<<<<

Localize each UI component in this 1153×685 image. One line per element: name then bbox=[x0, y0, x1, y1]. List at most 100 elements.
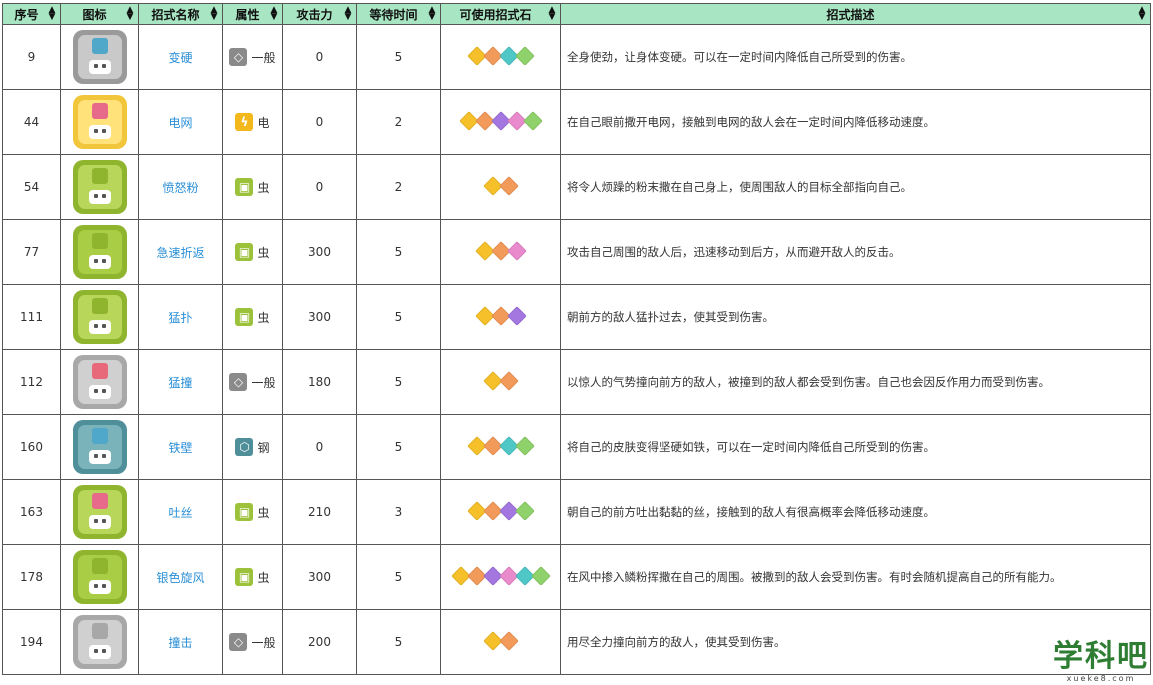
watermark-url: xueke8.com bbox=[1066, 674, 1136, 683]
cell-icon bbox=[60, 544, 139, 610]
table-row: 163 吐丝 ▣ 虫 210 3 朝自己的前方吐出黏黏的丝，接触到的敌人有很高概率会降低移动… bbox=[2, 479, 1151, 545]
sort-icon[interactable]: ▲ ▼ bbox=[210, 6, 218, 22]
type-icon: ▣ bbox=[235, 178, 254, 196]
header-col-stones[interactable]: 可使用招式石 ▲ ▼ bbox=[440, 3, 561, 25]
header-col-id[interactable]: 序号 ▲ ▼ bbox=[2, 3, 61, 25]
cell-type: ϟ电 bbox=[222, 89, 283, 155]
cell-attack: 210 bbox=[282, 479, 357, 545]
cell-icon bbox=[60, 284, 139, 350]
cell-name[interactable]: 猛扑 bbox=[138, 284, 223, 350]
tackle-icon[interactable] bbox=[72, 615, 127, 669]
sort-icon[interactable]: ▲ ▼ bbox=[548, 6, 556, 22]
angry-powder-icon[interactable] bbox=[72, 160, 127, 214]
cell-name[interactable]: 铁壁 bbox=[138, 414, 223, 480]
table-row: 194 撞击 ◇ 一般 200 5 用尽全力撞向前方的敌人，使其受到伤害。 bbox=[2, 609, 1151, 675]
cell-wait: 5 bbox=[356, 414, 441, 480]
move-stone-icon[interactable] bbox=[530, 565, 551, 586]
header-label: 等待时间 bbox=[369, 7, 418, 22]
cell-type: ⬡ 钢 bbox=[222, 414, 283, 480]
cell-wait: 3 bbox=[356, 479, 441, 545]
table-row: 178 银色旋风 ▣ 虫 300 5 在风中掺入鳞粉挥撒在自己的周围。被撒到的敌人会受到伤害… bbox=[2, 544, 1151, 610]
cell-attack: 0 bbox=[282, 414, 357, 480]
header-label: 招式名称 bbox=[151, 7, 200, 22]
move-stone-icon[interactable] bbox=[498, 630, 519, 651]
sort-icon[interactable]: ▲ ▼ bbox=[126, 6, 134, 22]
type-icon: ▣ bbox=[235, 568, 254, 586]
move-stone-icon[interactable] bbox=[514, 45, 535, 66]
header-col-name[interactable]: 招式名称 ▲ ▼ bbox=[138, 3, 223, 25]
cell-type: ◇ 一般 bbox=[222, 349, 283, 415]
cell-name[interactable]: 电网 bbox=[138, 89, 223, 155]
header-col-wait[interactable]: 等待时间 ▲ ▼ bbox=[356, 3, 441, 25]
type-icon: ◇ bbox=[229, 48, 248, 66]
cell-stones bbox=[440, 154, 561, 220]
cell-stones bbox=[440, 219, 561, 285]
cell-wait: 2 bbox=[356, 154, 441, 220]
type-icon: ▣ bbox=[235, 503, 254, 521]
cell-attack: 300 bbox=[282, 284, 357, 350]
electric-web-icon[interactable] bbox=[72, 95, 127, 149]
header-col-desc[interactable]: 招式描述 ▲ ▼ bbox=[560, 3, 1151, 25]
table-row: 111 猛扑 ▣ 虫 300 5 朝前方的敌人猛扑过去，使其受到伤害。 bbox=[2, 284, 1151, 350]
move-stone-icon[interactable] bbox=[514, 500, 535, 521]
header-col-attack[interactable]: 攻击力 ▲ ▼ bbox=[282, 3, 357, 25]
cell-name[interactable]: 猛撞 bbox=[138, 349, 223, 415]
type-icon: ⬡ bbox=[235, 438, 254, 456]
cell-wait: 5 bbox=[356, 609, 441, 675]
move-stone-icon[interactable] bbox=[506, 240, 527, 261]
cell-name[interactable]: 撞击 bbox=[138, 609, 223, 675]
double-edge-icon[interactable] bbox=[72, 355, 127, 409]
cell-name[interactable]: 银色旋风 bbox=[138, 544, 223, 610]
header-label: 招式描述 bbox=[826, 7, 875, 22]
type-label: 一般 bbox=[251, 50, 276, 65]
iron-defense-icon[interactable] bbox=[72, 420, 127, 474]
silver-wind-icon[interactable] bbox=[72, 550, 127, 604]
cell-stones bbox=[440, 284, 561, 350]
type-icon: ϟ bbox=[235, 113, 254, 131]
table-header-row: 序号 ▲ ▼ 图标 ▲ ▼ 招式名称 ▲ ▼ 属性 ▲ ▼ 攻击力 ▲ ▼ 等待时间 ▲ ▼ 可使用招式石 ▲ ▼ 招式描… bbox=[2, 3, 1151, 25]
type-label: 虫 bbox=[257, 570, 270, 585]
cell-desc: 在风中掺入鳞粉挥撒在自己的周围。被撒到的敌人会受到伤害。有时会随机提高自己的所有… bbox=[560, 544, 1151, 610]
pounce-icon[interactable] bbox=[72, 290, 127, 344]
header-label: 图标 bbox=[82, 7, 107, 22]
cell-icon bbox=[60, 414, 139, 480]
sort-icon[interactable]: ▲ ▼ bbox=[344, 6, 352, 22]
header-col-type[interactable]: 属性 ▲ ▼ bbox=[222, 3, 283, 25]
cell-stones bbox=[440, 414, 561, 480]
move-stone-icon[interactable] bbox=[514, 435, 535, 456]
guard-shield-icon[interactable] bbox=[72, 30, 127, 84]
type-label: 电 bbox=[257, 115, 270, 130]
cell-attack: 180 bbox=[282, 349, 357, 415]
string-shot-icon[interactable] bbox=[72, 485, 127, 539]
cell-name[interactable]: 变硬 bbox=[138, 24, 223, 90]
move-stone-icon[interactable] bbox=[498, 370, 519, 391]
cell-attack: 0 bbox=[282, 154, 357, 220]
header-label: 可使用招式石 bbox=[459, 7, 532, 22]
cell-icon bbox=[60, 24, 139, 90]
cell-desc: 以惊人的气势撞向前方的敌人，被撞到的敌人都会受到伤害。自己也会因反作用力而受到伤… bbox=[560, 349, 1151, 415]
cell-type: ◇ 一般 bbox=[222, 609, 283, 675]
type-label: 钢 bbox=[257, 440, 270, 455]
sort-icon[interactable]: ▲ ▼ bbox=[48, 6, 56, 22]
cell-stones bbox=[440, 89, 561, 155]
move-stone-icon[interactable] bbox=[522, 110, 543, 131]
type-icon: ▣ bbox=[235, 308, 254, 326]
cell-type: ▣ 虫 bbox=[222, 479, 283, 545]
cell-id: 77 bbox=[2, 219, 61, 285]
header-col-icon[interactable]: 图标 ▲ ▼ bbox=[60, 3, 139, 25]
cell-name[interactable]: 吐丝 bbox=[138, 479, 223, 545]
table-row: 112 猛撞 ◇ 一般 180 5 以惊人的气势撞向前方的敌人，被撞到的敌人都会受到伤害。自… bbox=[2, 349, 1151, 415]
sort-icon[interactable]: ▲ ▼ bbox=[428, 6, 436, 22]
move-stone-icon[interactable] bbox=[506, 305, 527, 326]
quick-return-icon[interactable] bbox=[72, 225, 127, 279]
table-row: 9 变硬 ◇ 一般 0 5 全身使劲，让身体变硬。可以在一定时间内降低自己所受到的伤害。 bbox=[2, 24, 1151, 90]
cell-id: 112 bbox=[2, 349, 61, 415]
cell-name[interactable]: 急速折返 bbox=[138, 219, 223, 285]
sort-icon[interactable]: ▲ ▼ bbox=[1138, 6, 1146, 22]
cell-name[interactable]: 愤怒粉 bbox=[138, 154, 223, 220]
table-row: 77 急速折返 ▣ 虫 300 5 攻击自己周围的敌人后，迅速移动到后方，从而避开敌人的反击… bbox=[2, 219, 1151, 285]
sort-icon[interactable]: ▲ ▼ bbox=[270, 6, 278, 22]
move-stone-icon[interactable] bbox=[498, 175, 519, 196]
type-label: 虫 bbox=[257, 310, 270, 325]
cell-id: 111 bbox=[2, 284, 61, 350]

>>>>

Reproduce verbatim the material from the line with "watermark-url: xueke8.com bbox=[1066, 674, 1136, 683]" up to and including the line with "cell-type: ϟ电 bbox=[222, 89, 283, 155]".

_Task answer:_
watermark-url: xueke8.com bbox=[1066, 674, 1136, 683]
cell-icon bbox=[60, 544, 139, 610]
table-row: 163 吐丝 ▣ 虫 210 3 朝自己的前方吐出黏黏的丝，接触到的敌人有很高概率会降低移动… bbox=[2, 479, 1151, 545]
sort-icon[interactable]: ▲ ▼ bbox=[210, 6, 218, 22]
type-icon: ▣ bbox=[235, 178, 254, 196]
header-col-stones[interactable]: 可使用招式石 ▲ ▼ bbox=[440, 3, 561, 25]
header-col-id[interactable]: 序号 ▲ ▼ bbox=[2, 3, 61, 25]
cell-type: ϟ电 bbox=[222, 89, 283, 155]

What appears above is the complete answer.